▸ **Given exercise**
Restate the data below word for word. Skip any images it contains.

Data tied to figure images
<<<<
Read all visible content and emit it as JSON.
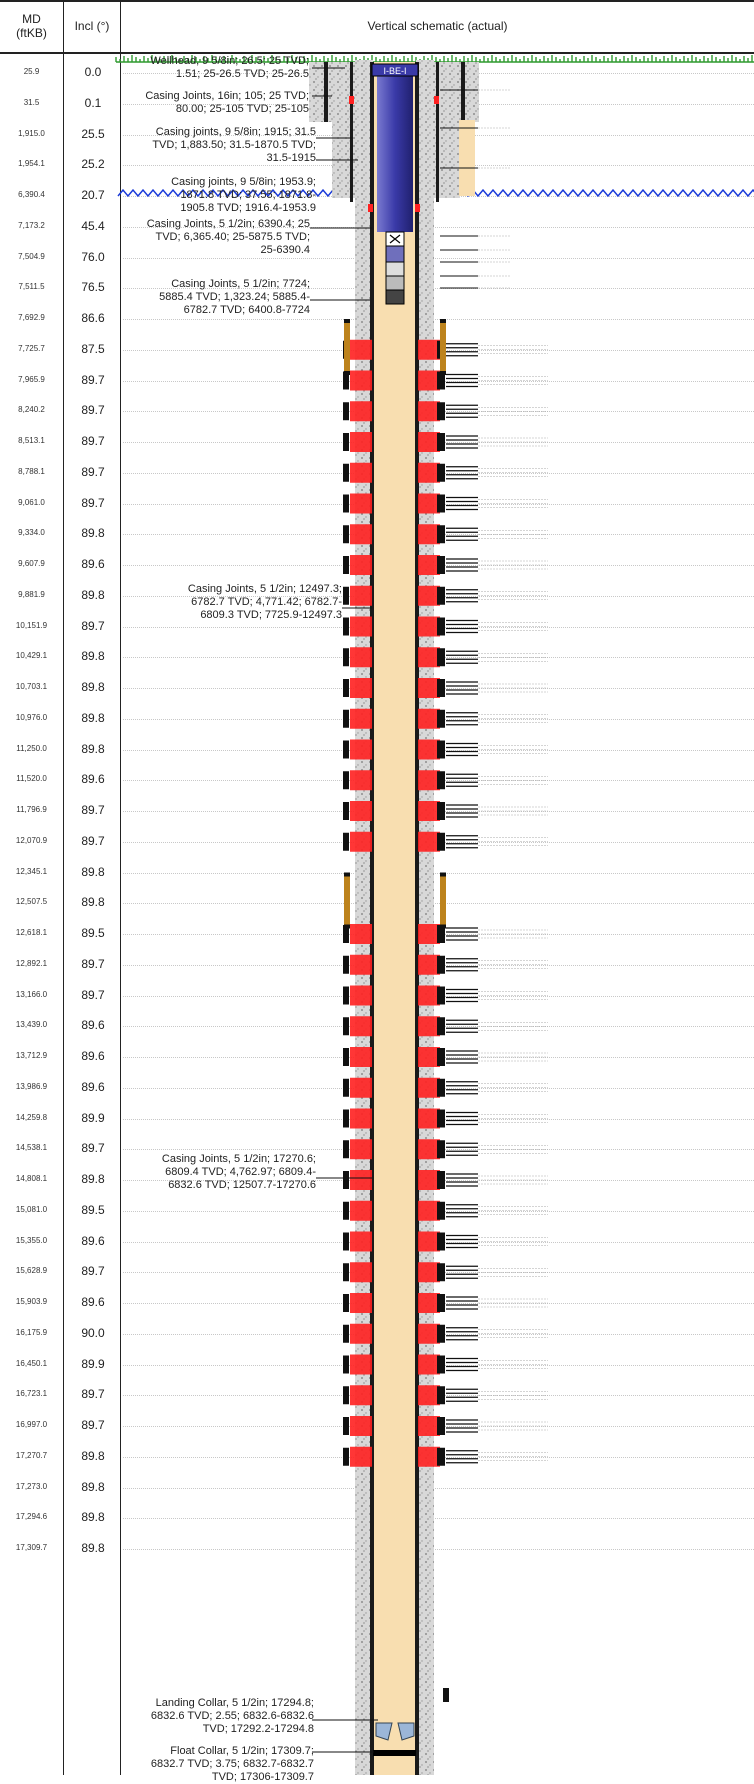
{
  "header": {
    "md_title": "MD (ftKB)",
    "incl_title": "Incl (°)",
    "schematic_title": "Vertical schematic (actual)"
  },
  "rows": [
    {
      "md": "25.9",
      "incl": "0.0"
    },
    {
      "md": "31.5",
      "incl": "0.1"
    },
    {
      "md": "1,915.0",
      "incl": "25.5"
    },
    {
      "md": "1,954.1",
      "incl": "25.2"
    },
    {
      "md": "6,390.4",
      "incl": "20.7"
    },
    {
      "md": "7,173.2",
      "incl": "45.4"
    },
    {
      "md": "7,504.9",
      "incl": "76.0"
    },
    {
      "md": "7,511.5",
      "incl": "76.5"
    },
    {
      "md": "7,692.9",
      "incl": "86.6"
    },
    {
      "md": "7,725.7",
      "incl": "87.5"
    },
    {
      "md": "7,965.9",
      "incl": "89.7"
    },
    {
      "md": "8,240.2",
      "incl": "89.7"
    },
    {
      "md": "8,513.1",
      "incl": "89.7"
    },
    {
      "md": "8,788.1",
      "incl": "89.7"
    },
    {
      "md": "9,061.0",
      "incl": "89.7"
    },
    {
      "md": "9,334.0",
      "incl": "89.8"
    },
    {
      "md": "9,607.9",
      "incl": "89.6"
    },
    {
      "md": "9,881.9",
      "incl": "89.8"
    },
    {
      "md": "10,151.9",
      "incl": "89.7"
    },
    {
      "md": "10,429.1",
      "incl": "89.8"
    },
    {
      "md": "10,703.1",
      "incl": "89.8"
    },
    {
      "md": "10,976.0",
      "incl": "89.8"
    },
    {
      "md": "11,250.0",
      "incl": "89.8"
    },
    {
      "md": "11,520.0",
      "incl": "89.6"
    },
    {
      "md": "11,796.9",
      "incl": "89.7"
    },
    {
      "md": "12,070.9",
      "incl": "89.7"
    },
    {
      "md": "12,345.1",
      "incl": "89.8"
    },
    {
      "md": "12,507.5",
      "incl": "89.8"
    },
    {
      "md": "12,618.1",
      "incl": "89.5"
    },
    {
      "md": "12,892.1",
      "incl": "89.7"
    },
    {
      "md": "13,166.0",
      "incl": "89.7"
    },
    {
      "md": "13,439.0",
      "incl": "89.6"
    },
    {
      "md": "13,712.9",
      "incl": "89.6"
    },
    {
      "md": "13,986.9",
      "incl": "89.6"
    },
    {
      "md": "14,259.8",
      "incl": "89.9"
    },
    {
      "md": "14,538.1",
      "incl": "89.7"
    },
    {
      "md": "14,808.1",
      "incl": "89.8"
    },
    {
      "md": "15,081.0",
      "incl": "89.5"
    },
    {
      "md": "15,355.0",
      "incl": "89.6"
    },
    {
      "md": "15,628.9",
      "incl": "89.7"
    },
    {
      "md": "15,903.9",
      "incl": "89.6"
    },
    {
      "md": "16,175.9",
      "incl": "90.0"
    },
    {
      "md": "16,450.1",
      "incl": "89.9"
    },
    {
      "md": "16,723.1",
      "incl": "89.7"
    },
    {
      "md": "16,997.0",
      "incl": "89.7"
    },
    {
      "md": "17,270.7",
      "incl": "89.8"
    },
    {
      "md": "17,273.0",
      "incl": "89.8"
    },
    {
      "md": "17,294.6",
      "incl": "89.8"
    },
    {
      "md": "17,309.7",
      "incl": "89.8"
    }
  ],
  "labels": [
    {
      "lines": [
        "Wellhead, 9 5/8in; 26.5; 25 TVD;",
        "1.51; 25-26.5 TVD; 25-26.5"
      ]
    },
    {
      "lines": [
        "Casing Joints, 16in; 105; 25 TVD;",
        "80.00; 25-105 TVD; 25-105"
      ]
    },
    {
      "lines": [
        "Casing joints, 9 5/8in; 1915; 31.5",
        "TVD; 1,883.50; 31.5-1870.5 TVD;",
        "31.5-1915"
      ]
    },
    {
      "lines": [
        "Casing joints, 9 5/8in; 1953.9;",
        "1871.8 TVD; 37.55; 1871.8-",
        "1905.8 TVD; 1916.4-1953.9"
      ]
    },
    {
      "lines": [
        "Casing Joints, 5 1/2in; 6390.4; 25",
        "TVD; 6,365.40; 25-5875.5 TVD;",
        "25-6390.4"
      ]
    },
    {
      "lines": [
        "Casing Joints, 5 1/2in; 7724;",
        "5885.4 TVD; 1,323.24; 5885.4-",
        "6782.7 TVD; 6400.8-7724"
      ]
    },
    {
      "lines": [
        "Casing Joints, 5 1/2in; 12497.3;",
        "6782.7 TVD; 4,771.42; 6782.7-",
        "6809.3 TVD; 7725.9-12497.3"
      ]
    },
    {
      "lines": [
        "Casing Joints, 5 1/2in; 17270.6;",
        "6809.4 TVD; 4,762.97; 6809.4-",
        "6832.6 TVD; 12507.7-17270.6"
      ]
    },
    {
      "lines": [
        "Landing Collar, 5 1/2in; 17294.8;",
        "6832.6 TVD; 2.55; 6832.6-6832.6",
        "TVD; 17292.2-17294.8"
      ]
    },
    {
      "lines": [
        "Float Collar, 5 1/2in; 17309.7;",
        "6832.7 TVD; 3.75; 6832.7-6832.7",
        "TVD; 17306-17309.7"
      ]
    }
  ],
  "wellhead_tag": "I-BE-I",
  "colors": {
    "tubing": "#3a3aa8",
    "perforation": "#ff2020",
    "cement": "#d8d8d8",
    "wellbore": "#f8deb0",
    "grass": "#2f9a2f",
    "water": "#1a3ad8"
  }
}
>>>>
▸ **Correct answer**
Read all visible content and emit it as JSON.
{
  "header": {
    "md_title": "MD (ftKB)",
    "incl_title": "Incl (°)",
    "schematic_title": "Vertical schematic (actual)"
  },
  "rows": [
    {
      "md": "25.9",
      "incl": "0.0"
    },
    {
      "md": "31.5",
      "incl": "0.1"
    },
    {
      "md": "1,915.0",
      "incl": "25.5"
    },
    {
      "md": "1,954.1",
      "incl": "25.2"
    },
    {
      "md": "6,390.4",
      "incl": "20.7"
    },
    {
      "md": "7,173.2",
      "incl": "45.4"
    },
    {
      "md": "7,504.9",
      "incl": "76.0"
    },
    {
      "md": "7,511.5",
      "incl": "76.5"
    },
    {
      "md": "7,692.9",
      "incl": "86.6"
    },
    {
      "md": "7,725.7",
      "incl": "87.5"
    },
    {
      "md": "7,965.9",
      "incl": "89.7"
    },
    {
      "md": "8,240.2",
      "incl": "89.7"
    },
    {
      "md": "8,513.1",
      "incl": "89.7"
    },
    {
      "md": "8,788.1",
      "incl": "89.7"
    },
    {
      "md": "9,061.0",
      "incl": "89.7"
    },
    {
      "md": "9,334.0",
      "incl": "89.8"
    },
    {
      "md": "9,607.9",
      "incl": "89.6"
    },
    {
      "md": "9,881.9",
      "incl": "89.8"
    },
    {
      "md": "10,151.9",
      "incl": "89.7"
    },
    {
      "md": "10,429.1",
      "incl": "89.8"
    },
    {
      "md": "10,703.1",
      "incl": "89.8"
    },
    {
      "md": "10,976.0",
      "incl": "89.8"
    },
    {
      "md": "11,250.0",
      "incl": "89.8"
    },
    {
      "md": "11,520.0",
      "incl": "89.6"
    },
    {
      "md": "11,796.9",
      "incl": "89.7"
    },
    {
      "md": "12,070.9",
      "incl": "89.7"
    },
    {
      "md": "12,345.1",
      "incl": "89.8"
    },
    {
      "md": "12,507.5",
      "incl": "89.8"
    },
    {
      "md": "12,618.1",
      "incl": "89.5"
    },
    {
      "md": "12,892.1",
      "incl": "89.7"
    },
    {
      "md": "13,166.0",
      "incl": "89.7"
    },
    {
      "md": "13,439.0",
      "incl": "89.6"
    },
    {
      "md": "13,712.9",
      "incl": "89.6"
    },
    {
      "md": "13,986.9",
      "incl": "89.6"
    },
    {
      "md": "14,259.8",
      "incl": "89.9"
    },
    {
      "md": "14,538.1",
      "incl": "89.7"
    },
    {
      "md": "14,808.1",
      "incl": "89.8"
    },
    {
      "md": "15,081.0",
      "incl": "89.5"
    },
    {
      "md": "15,355.0",
      "incl": "89.6"
    },
    {
      "md": "15,628.9",
      "incl": "89.7"
    },
    {
      "md": "15,903.9",
      "incl": "89.6"
    },
    {
      "md": "16,175.9",
      "incl": "90.0"
    },
    {
      "md": "16,450.1",
      "incl": "89.9"
    },
    {
      "md": "16,723.1",
      "incl": "89.7"
    },
    {
      "md": "16,997.0",
      "incl": "89.7"
    },
    {
      "md": "17,270.7",
      "incl": "89.8"
    },
    {
      "md": "17,273.0",
      "incl": "89.8"
    },
    {
      "md": "17,294.6",
      "incl": "89.8"
    },
    {
      "md": "17,309.7",
      "incl": "89.8"
    }
  ],
  "labels": [
    {
      "lines": [
        "Wellhead, 9 5/8in; 26.5; 25 TVD;",
        "1.51; 25-26.5 TVD; 25-26.5"
      ]
    },
    {
      "lines": [
        "Casing Joints, 16in; 105; 25 TVD;",
        "80.00; 25-105 TVD; 25-105"
      ]
    },
    {
      "lines": [
        "Casing joints, 9 5/8in; 1915; 31.5",
        "TVD; 1,883.50; 31.5-1870.5 TVD;",
        "31.5-1915"
      ]
    },
    {
      "lines": [
        "Casing joints, 9 5/8in; 1953.9;",
        "1871.8 TVD; 37.55; 1871.8-",
        "1905.8 TVD; 1916.4-1953.9"
      ]
    },
    {
      "lines": [
        "Casing Joints, 5 1/2in; 6390.4; 25",
        "TVD; 6,365.40; 25-5875.5 TVD;",
        "25-6390.4"
      ]
    },
    {
      "lines": [
        "Casing Joints, 5 1/2in; 7724;",
        "5885.4 TVD; 1,323.24; 5885.4-",
        "6782.7 TVD; 6400.8-7724"
      ]
    },
    {
      "lines": [
        "Casing Joints, 5 1/2in; 12497.3;",
        "6782.7 TVD; 4,771.42; 6782.7-",
        "6809.3 TVD; 7725.9-12497.3"
      ]
    },
    {
      "lines": [
        "Casing Joints, 5 1/2in; 17270.6;",
        "6809.4 TVD; 4,762.97; 6809.4-",
        "6832.6 TVD; 12507.7-17270.6"
      ]
    },
    {
      "lines": [
        "Landing Collar, 5 1/2in; 17294.8;",
        "6832.6 TVD; 2.55; 6832.6-6832.6",
        "TVD; 17292.2-17294.8"
      ]
    },
    {
      "lines": [
        "Float Collar, 5 1/2in; 17309.7;",
        "6832.7 TVD; 3.75; 6832.7-6832.7",
        "TVD; 17306-17309.7"
      ]
    }
  ],
  "wellhead_tag": "I-BE-I",
  "colors": {
    "tubing": "#3a3aa8",
    "perforation": "#ff2020",
    "cement": "#d8d8d8",
    "wellbore": "#f8deb0",
    "grass": "#2f9a2f",
    "water": "#1a3ad8"
  }
}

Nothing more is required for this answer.